Where a line holds the word "download", copy that line.
— begin Supplied records —
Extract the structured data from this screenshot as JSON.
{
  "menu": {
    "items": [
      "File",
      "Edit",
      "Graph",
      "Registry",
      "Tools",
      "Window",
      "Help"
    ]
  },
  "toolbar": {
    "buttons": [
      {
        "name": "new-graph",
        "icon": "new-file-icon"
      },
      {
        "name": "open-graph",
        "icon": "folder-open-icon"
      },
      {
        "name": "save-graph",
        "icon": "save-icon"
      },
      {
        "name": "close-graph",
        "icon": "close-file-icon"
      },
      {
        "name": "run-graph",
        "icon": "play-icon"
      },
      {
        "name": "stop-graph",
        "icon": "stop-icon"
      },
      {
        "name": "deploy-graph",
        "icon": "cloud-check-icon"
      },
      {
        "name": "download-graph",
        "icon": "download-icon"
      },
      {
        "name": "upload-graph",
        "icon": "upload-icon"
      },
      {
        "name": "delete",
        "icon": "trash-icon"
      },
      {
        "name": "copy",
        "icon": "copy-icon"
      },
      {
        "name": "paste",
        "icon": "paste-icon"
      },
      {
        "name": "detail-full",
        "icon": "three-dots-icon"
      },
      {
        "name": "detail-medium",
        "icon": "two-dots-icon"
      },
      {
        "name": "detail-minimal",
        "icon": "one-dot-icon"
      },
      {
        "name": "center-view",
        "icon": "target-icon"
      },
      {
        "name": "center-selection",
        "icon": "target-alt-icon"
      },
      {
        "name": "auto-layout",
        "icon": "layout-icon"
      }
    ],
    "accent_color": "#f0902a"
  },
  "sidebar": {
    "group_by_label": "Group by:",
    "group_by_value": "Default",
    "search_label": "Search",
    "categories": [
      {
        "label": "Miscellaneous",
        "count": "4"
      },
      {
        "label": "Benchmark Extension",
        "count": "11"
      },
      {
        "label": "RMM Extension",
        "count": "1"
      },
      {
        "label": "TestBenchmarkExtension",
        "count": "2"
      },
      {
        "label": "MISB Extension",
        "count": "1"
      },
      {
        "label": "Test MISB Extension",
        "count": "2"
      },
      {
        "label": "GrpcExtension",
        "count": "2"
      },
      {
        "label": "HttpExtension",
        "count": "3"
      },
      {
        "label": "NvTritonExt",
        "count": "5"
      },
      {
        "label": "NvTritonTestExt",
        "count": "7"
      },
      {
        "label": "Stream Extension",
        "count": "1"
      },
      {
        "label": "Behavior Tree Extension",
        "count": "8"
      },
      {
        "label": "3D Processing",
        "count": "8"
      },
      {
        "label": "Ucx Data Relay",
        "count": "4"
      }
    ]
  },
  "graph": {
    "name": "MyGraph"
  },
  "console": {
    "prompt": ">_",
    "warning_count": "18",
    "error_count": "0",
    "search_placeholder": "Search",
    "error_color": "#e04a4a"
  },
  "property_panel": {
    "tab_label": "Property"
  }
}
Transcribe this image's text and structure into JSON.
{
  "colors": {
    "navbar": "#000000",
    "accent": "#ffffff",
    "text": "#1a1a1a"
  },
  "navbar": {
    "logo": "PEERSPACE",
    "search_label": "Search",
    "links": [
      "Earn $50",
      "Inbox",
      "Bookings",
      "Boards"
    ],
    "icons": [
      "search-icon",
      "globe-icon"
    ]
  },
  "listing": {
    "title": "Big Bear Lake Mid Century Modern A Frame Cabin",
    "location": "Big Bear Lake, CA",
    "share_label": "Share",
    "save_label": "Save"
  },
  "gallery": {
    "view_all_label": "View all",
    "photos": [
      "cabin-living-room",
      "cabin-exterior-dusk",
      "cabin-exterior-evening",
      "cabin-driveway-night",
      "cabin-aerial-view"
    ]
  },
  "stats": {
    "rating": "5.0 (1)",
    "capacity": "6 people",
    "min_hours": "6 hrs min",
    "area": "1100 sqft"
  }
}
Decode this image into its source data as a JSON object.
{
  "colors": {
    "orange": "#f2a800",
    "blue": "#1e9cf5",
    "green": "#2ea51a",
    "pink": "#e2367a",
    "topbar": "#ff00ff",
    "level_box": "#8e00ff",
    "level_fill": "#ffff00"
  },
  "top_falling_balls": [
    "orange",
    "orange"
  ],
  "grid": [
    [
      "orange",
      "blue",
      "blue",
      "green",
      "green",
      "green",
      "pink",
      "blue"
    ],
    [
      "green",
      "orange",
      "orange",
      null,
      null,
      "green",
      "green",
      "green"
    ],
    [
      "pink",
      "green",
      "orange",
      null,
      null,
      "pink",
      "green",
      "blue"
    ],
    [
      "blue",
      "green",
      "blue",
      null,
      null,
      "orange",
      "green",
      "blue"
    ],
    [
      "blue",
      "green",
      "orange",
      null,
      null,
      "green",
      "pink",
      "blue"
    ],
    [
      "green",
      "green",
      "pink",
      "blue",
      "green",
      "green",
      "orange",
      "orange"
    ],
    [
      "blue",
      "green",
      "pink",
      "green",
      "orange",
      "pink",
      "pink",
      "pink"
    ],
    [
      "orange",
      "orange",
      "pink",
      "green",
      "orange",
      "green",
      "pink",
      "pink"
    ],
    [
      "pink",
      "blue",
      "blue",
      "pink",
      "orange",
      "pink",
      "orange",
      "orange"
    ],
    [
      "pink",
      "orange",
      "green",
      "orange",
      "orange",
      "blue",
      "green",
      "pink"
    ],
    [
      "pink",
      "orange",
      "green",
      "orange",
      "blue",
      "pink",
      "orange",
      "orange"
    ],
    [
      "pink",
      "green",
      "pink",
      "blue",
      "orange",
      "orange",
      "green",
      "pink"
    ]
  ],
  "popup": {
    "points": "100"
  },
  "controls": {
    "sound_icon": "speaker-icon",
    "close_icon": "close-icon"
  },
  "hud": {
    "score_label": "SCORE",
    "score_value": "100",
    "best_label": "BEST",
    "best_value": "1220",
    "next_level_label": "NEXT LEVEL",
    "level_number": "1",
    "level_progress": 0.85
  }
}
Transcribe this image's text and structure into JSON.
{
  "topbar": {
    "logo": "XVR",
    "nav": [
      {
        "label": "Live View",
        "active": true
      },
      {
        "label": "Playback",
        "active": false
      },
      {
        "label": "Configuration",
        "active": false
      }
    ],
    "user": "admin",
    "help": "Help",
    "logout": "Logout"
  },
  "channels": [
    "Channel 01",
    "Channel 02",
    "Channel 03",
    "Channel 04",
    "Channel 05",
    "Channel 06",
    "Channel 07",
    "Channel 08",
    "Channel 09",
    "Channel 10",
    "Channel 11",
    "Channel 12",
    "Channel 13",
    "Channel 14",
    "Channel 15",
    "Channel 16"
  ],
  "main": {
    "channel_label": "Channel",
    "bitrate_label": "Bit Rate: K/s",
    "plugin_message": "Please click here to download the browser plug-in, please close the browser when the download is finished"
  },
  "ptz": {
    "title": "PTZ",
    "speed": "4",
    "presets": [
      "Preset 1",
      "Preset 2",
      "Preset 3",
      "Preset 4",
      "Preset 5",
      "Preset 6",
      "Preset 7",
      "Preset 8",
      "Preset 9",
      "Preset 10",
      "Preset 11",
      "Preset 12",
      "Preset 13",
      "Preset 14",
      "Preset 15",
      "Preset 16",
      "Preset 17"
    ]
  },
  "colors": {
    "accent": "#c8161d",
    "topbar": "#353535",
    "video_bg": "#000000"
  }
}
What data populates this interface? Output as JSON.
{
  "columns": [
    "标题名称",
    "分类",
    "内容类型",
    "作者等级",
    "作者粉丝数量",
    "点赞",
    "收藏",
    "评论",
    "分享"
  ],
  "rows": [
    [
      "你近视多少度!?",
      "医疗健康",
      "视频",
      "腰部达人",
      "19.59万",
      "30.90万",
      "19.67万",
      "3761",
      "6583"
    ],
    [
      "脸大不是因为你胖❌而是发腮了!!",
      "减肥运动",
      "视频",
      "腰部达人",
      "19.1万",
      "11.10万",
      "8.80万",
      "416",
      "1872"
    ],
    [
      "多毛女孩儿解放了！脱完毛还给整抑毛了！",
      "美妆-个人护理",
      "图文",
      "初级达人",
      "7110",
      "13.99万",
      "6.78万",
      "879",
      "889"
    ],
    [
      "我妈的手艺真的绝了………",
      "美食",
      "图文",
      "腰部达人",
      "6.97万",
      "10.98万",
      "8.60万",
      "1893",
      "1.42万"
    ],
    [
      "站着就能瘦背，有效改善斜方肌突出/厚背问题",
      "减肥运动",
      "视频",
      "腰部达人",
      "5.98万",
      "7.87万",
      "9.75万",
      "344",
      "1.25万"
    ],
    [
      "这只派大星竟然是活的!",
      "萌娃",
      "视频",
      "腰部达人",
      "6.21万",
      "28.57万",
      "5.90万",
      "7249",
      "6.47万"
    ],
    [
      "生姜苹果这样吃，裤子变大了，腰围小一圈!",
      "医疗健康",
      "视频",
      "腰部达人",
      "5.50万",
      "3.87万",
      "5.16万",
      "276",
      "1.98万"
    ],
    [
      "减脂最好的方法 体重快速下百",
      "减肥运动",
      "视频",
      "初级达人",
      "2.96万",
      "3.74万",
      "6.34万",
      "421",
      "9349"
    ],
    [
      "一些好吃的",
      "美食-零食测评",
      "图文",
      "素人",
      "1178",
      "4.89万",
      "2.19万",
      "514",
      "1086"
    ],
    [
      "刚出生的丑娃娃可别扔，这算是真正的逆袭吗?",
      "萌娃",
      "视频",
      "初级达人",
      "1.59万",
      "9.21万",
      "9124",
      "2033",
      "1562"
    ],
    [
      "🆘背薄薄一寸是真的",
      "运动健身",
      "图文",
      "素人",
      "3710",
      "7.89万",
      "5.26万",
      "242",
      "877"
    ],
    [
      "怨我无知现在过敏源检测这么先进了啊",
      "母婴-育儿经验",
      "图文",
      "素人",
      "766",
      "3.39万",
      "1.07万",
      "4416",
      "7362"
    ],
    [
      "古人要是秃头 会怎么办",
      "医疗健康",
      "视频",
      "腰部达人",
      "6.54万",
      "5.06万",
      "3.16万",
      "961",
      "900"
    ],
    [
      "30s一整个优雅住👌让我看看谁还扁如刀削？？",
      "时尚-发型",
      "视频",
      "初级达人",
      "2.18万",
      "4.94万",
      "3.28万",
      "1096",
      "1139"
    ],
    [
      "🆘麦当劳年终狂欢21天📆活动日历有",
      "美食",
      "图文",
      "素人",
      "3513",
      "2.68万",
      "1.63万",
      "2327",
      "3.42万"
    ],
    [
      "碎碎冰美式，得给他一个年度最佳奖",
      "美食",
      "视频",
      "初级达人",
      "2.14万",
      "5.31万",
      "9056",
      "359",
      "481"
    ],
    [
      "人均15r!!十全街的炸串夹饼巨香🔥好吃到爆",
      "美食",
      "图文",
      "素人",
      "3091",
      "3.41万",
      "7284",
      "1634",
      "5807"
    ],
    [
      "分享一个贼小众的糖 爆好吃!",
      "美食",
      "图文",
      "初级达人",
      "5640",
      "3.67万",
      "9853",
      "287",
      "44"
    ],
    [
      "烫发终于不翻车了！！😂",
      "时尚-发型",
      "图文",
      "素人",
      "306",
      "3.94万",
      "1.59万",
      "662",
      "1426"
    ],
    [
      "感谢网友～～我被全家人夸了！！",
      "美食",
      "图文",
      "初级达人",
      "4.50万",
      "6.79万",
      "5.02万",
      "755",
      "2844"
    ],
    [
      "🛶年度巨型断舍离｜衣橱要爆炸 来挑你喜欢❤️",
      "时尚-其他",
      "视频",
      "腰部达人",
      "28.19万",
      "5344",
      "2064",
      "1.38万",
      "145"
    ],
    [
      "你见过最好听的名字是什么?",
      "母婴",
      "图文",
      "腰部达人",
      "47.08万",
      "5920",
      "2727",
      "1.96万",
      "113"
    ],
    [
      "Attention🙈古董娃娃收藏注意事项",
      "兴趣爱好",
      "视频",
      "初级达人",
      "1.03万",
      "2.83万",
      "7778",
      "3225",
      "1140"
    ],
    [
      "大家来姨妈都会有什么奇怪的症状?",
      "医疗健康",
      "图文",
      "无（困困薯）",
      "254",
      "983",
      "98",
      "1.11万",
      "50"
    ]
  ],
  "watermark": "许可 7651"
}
— end Supplied records —
(Expected answer):
        "name": "download-graph",
        "icon": "download-icon"
    "plugin_message": "Please click here to download the browser plug-in, please close the browser when the download is finished"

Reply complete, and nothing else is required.